┌─ Provided data
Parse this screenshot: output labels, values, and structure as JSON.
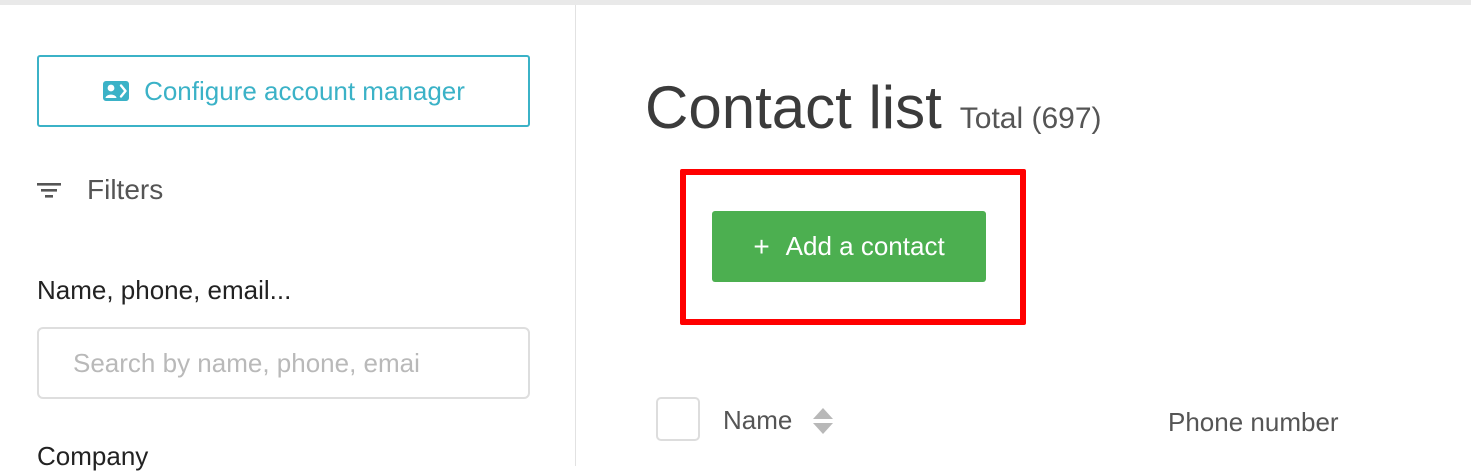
{
  "sidebar": {
    "configure_button": "Configure account manager",
    "filters_label": "Filters",
    "search_label": "Name, phone, email...",
    "search_placeholder": "Search by name, phone, emai",
    "search_value": "",
    "company_label": "Company"
  },
  "main": {
    "title": "Contact list",
    "total": "Total (697)",
    "add_button": "Add a contact",
    "add_icon": "+",
    "table": {
      "columns": [
        "Name",
        "Phone number"
      ]
    }
  },
  "icons": {
    "configure": "contact-card-icon",
    "filters": "filter-lines-icon",
    "sort": "sort-arrows-icon",
    "add": "plus-icon"
  },
  "colors": {
    "accent_teal": "#3bb2c7",
    "button_green": "#4caf50",
    "highlight_red": "#ff0000"
  }
}
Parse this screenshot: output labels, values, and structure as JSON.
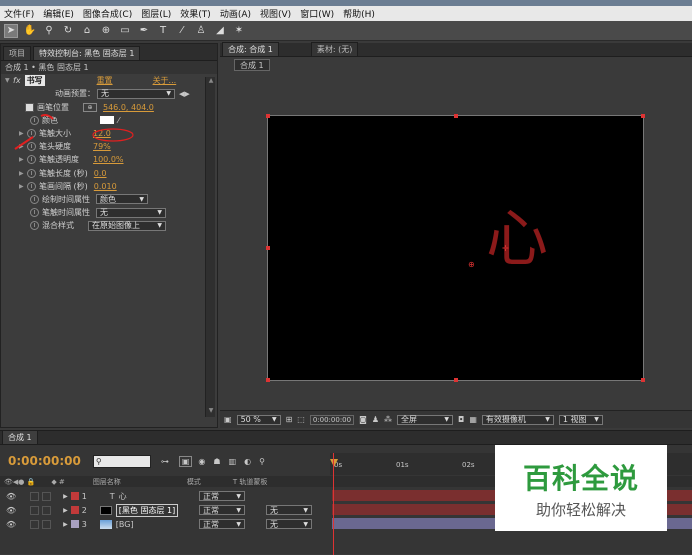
{
  "menu": [
    "文件(F)",
    "编辑(E)",
    "图像合成(C)",
    "图层(L)",
    "效果(T)",
    "动画(A)",
    "视图(V)",
    "窗口(W)",
    "帮助(H)"
  ],
  "tools": [
    "selection-tool",
    "hand-tool",
    "zoom-tool",
    "rotate-tool",
    "camera-tool",
    "pan-behind-tool",
    "rectangle-tool",
    "pen-tool",
    "text-tool",
    "brush-tool",
    "clone-stamp-tool",
    "eraser-tool",
    "puppet-tool"
  ],
  "left_panel": {
    "tabs": [
      "项目",
      "特效控制台: 黑色 固态层 1"
    ],
    "breadcrumb": "合成 1 • 黑色 固态层 1",
    "fx_label": "fx",
    "effect_name": "书写",
    "reset": "重置",
    "about": "关于...",
    "anim_preset_label": "动画预置：",
    "anim_preset_value": "无",
    "properties": [
      {
        "label": "画笔位置",
        "value": "546.0, 404.0"
      },
      {
        "label": "颜色",
        "value": ""
      },
      {
        "label": "笔触大小",
        "value": "12.0"
      },
      {
        "label": "笔头硬度",
        "value": "79%"
      },
      {
        "label": "笔触透明度",
        "value": "100.0%"
      },
      {
        "label": "笔触长度 (秒)",
        "value": "0.0"
      },
      {
        "label": "笔画间隔 (秒)",
        "value": "0.010"
      },
      {
        "label": "绘制时间属性",
        "value": "颜色"
      },
      {
        "label": "笔触时间属性",
        "value": "无"
      },
      {
        "label": "混合样式",
        "value": "在原始图像上"
      }
    ]
  },
  "comp_panel": {
    "tabs": [
      "合成: 合成 1",
      "素材: (无)"
    ],
    "sub_tab": "合成 1",
    "glyph": "心",
    "footer": {
      "zoom": "50 %",
      "timecode": "0:00:00:00",
      "resolution": "全屏",
      "camera": "有效摄像机",
      "views": "1 视图"
    }
  },
  "timeline": {
    "tab": "合成 1",
    "timecode": "0:00:00:00",
    "columns": {
      "name": "图层名称",
      "mode": "模式",
      "trkmat": "T  轨道蒙板"
    },
    "ruler": [
      "0s",
      "01s",
      "02s"
    ],
    "layers": [
      {
        "num": "1",
        "name": "心",
        "mode": "正常",
        "trkmat": "",
        "color": "#c23a3a"
      },
      {
        "num": "2",
        "name": "[黑色 固态层 1]",
        "mode": "正常",
        "trkmat": "无",
        "color": "#c23a3a"
      },
      {
        "num": "3",
        "name": "[BG]",
        "mode": "正常",
        "trkmat": "无",
        "color": "#a8a0c0"
      }
    ]
  },
  "watermark": {
    "title": "百科全说",
    "subtitle": "助你轻松解决"
  },
  "colors": {
    "accent_orange": "#d89b3a",
    "stroke_red": "#8b1a1a",
    "wm_green": "#2e9a3e"
  }
}
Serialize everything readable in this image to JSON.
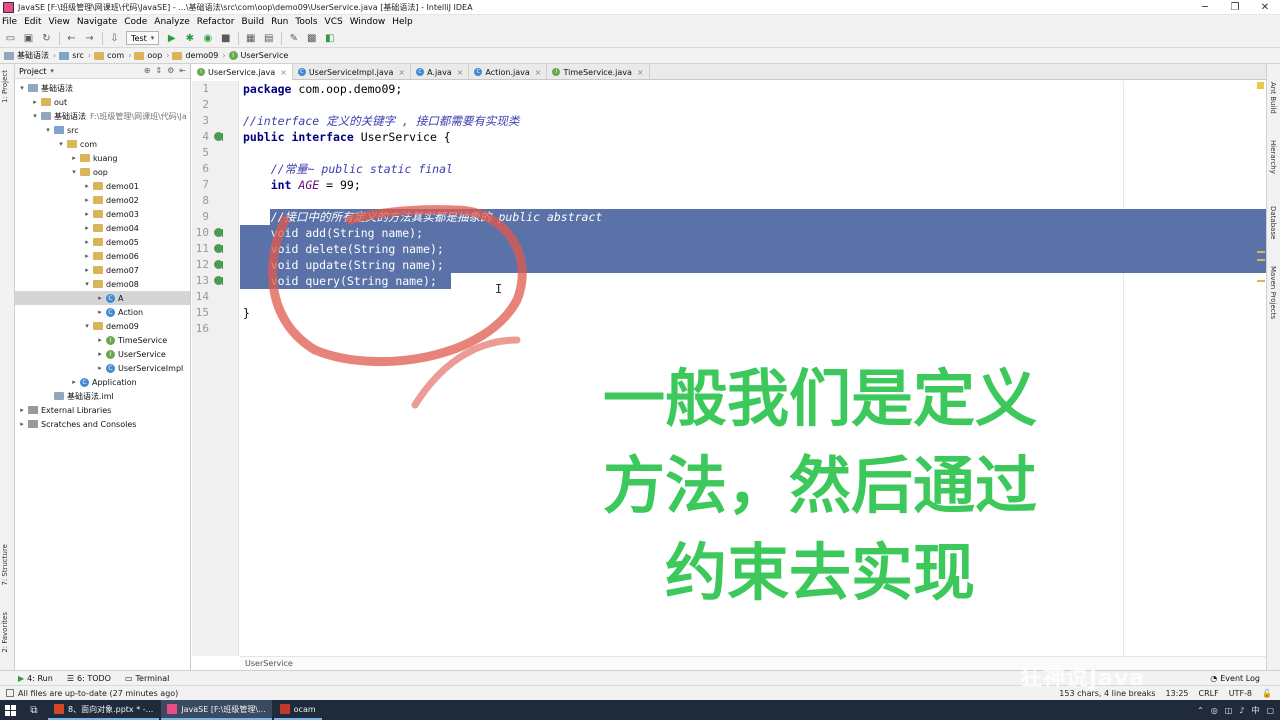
{
  "window": {
    "title": "JavaSE [F:\\班级管理\\网课班\\代码\\JavaSE] - ...\\基础语法\\src\\com\\oop\\demo09\\UserService.java [基础语法] - IntelliJ IDEA",
    "min": "─",
    "max": "❐",
    "close": "✕"
  },
  "menu": [
    "File",
    "Edit",
    "View",
    "Navigate",
    "Code",
    "Analyze",
    "Refactor",
    "Build",
    "Run",
    "Tools",
    "VCS",
    "Window",
    "Help"
  ],
  "toolbar": {
    "run_config": "Test"
  },
  "navbar": {
    "crumbs": [
      {
        "label": "基础语法",
        "kind": "module"
      },
      {
        "label": "src",
        "kind": "folder"
      },
      {
        "label": "com",
        "kind": "folder"
      },
      {
        "label": "oop",
        "kind": "folder"
      },
      {
        "label": "demo09",
        "kind": "folder"
      },
      {
        "label": "UserService",
        "kind": "interface"
      }
    ]
  },
  "left_stripe": {
    "project": "1: Project",
    "structure": "7: Structure",
    "favorites": "2: Favorites"
  },
  "project_panel": {
    "title": "Project",
    "tree": [
      {
        "label": "基础语法",
        "depth": 0,
        "arrow": "▾",
        "icon": "module",
        "sub": ""
      },
      {
        "label": "out",
        "depth": 1,
        "arrow": "▸",
        "icon": "folder",
        "sub": ""
      },
      {
        "label": "基础语法",
        "depth": 1,
        "arrow": "▾",
        "icon": "module",
        "sub": "F:\\班级管理\\网课班\\代码\\Ja"
      },
      {
        "label": "src",
        "depth": 2,
        "arrow": "▾",
        "icon": "blue",
        "sub": ""
      },
      {
        "label": "com",
        "depth": 3,
        "arrow": "▾",
        "icon": "folder",
        "sub": ""
      },
      {
        "label": "kuang",
        "depth": 4,
        "arrow": "▸",
        "icon": "folder",
        "sub": ""
      },
      {
        "label": "oop",
        "depth": 4,
        "arrow": "▾",
        "icon": "folder",
        "sub": ""
      },
      {
        "label": "demo01",
        "depth": 5,
        "arrow": "▸",
        "icon": "folder",
        "sub": ""
      },
      {
        "label": "demo02",
        "depth": 5,
        "arrow": "▸",
        "icon": "folder",
        "sub": ""
      },
      {
        "label": "demo03",
        "depth": 5,
        "arrow": "▸",
        "icon": "folder",
        "sub": ""
      },
      {
        "label": "demo04",
        "depth": 5,
        "arrow": "▸",
        "icon": "folder",
        "sub": ""
      },
      {
        "label": "demo05",
        "depth": 5,
        "arrow": "▸",
        "icon": "folder",
        "sub": ""
      },
      {
        "label": "demo06",
        "depth": 5,
        "arrow": "▸",
        "icon": "folder",
        "sub": ""
      },
      {
        "label": "demo07",
        "depth": 5,
        "arrow": "▸",
        "icon": "folder",
        "sub": ""
      },
      {
        "label": "demo08",
        "depth": 5,
        "arrow": "▾",
        "icon": "folder",
        "sub": ""
      },
      {
        "label": "A",
        "depth": 6,
        "arrow": "▸",
        "icon": "class",
        "sub": "",
        "selected": true
      },
      {
        "label": "Action",
        "depth": 6,
        "arrow": "▸",
        "icon": "class",
        "sub": ""
      },
      {
        "label": "demo09",
        "depth": 5,
        "arrow": "▾",
        "icon": "folder",
        "sub": ""
      },
      {
        "label": "TimeService",
        "depth": 6,
        "arrow": "▸",
        "icon": "interface",
        "sub": ""
      },
      {
        "label": "UserService",
        "depth": 6,
        "arrow": "▸",
        "icon": "interface",
        "sub": ""
      },
      {
        "label": "UserServiceImpl",
        "depth": 6,
        "arrow": "▸",
        "icon": "class",
        "sub": ""
      },
      {
        "label": "Application",
        "depth": 4,
        "arrow": "▸",
        "icon": "class",
        "sub": ""
      },
      {
        "label": "基础语法.iml",
        "depth": 2,
        "arrow": "",
        "icon": "module",
        "sub": ""
      },
      {
        "label": "External Libraries",
        "depth": 0,
        "arrow": "▸",
        "icon": "lib",
        "sub": ""
      },
      {
        "label": "Scratches and Consoles",
        "depth": 0,
        "arrow": "▸",
        "icon": "lib",
        "sub": ""
      }
    ]
  },
  "tabs": [
    {
      "label": "UserService.java",
      "kind": "I",
      "active": true
    },
    {
      "label": "UserServiceImpl.java",
      "kind": "C",
      "active": false
    },
    {
      "label": "A.java",
      "kind": "C",
      "active": false
    },
    {
      "label": "Action.java",
      "kind": "C",
      "active": false
    },
    {
      "label": "TimeService.java",
      "kind": "I",
      "active": false
    }
  ],
  "editor": {
    "lines": [
      {
        "n": "1",
        "html": "<span class=\"kw\">package</span> com.oop.demo09;"
      },
      {
        "n": "2",
        "html": ""
      },
      {
        "n": "3",
        "html": "<span class=\"cmb\">//interface 定义的关键字 , 接口都需要有实现类</span>"
      },
      {
        "n": "4",
        "html": "<span class=\"kw\">public interface</span> UserService {",
        "mark": true
      },
      {
        "n": "5",
        "html": ""
      },
      {
        "n": "6",
        "html": "    <span class=\"cmb\">//常量~ public static final</span>"
      },
      {
        "n": "7",
        "html": "    <span class=\"kw\">int</span> <span class=\"cst\">AGE</span> = 99;"
      },
      {
        "n": "8",
        "html": ""
      },
      {
        "n": "9",
        "html": "    <span class=\"sel-txt\"><i>//接口中的所有定义的方法其实都是抽象的 public abstract</i></span>",
        "sel": true
      },
      {
        "n": "10",
        "html": "    <span class=\"sel-txt\">void add(String name);</span>",
        "mark": true,
        "sel": true
      },
      {
        "n": "11",
        "html": "    <span class=\"sel-txt\">void delete(String name);</span>",
        "mark": true,
        "sel": true
      },
      {
        "n": "12",
        "html": "    <span class=\"sel-txt\">void update(String name);</span>",
        "mark": true,
        "sel": true
      },
      {
        "n": "13",
        "html": "    <span class=\"sel-txt\">void query(String name);</span>",
        "mark": true,
        "sel": true
      },
      {
        "n": "14",
        "html": ""
      },
      {
        "n": "15",
        "html": "}"
      },
      {
        "n": "16",
        "html": ""
      }
    ],
    "footer_crumb": "UserService"
  },
  "annotation": [
    "一般我们是定义",
    "方法，然后通过",
    "约束去实现"
  ],
  "right_stripe": {
    "ant": "Ant Build",
    "hierarchy": "Hierarchy",
    "database": "Database",
    "maven": "Maven Projects"
  },
  "tool_tabs": {
    "run": "4: Run",
    "todo": "6: TODO",
    "terminal": "Terminal",
    "event_log": "Event Log"
  },
  "status": {
    "message": "All files are up-to-date (27 minutes ago)",
    "chars": "153 chars, 4 line breaks",
    "pos": "13:25",
    "line_sep": "CRLF",
    "encoding": "UTF-8"
  },
  "taskbar": {
    "items": [
      {
        "label": "8、面向对象.pptx * -...",
        "color": "#d24726",
        "active": false
      },
      {
        "label": "JavaSE [F:\\班级管理\\...",
        "color": "#e84d8a",
        "active": true
      },
      {
        "label": "ocam",
        "color": "#c0392b",
        "active": false
      }
    ],
    "ime": "中"
  },
  "watermark": "狂神说Java"
}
└─
▸ Short problem:
Report each line of the material above where the word "interface" appears.

▸ Final answer:
        "kind": "interface"
        "icon": "interface",
        "icon": "interface",
        "html": "<span class=\"cmb\">//interface 定义的关键字 , 接口都需要有实现类</span>"
        "html": "<span class=\"kw\">public interface</span> UserService {",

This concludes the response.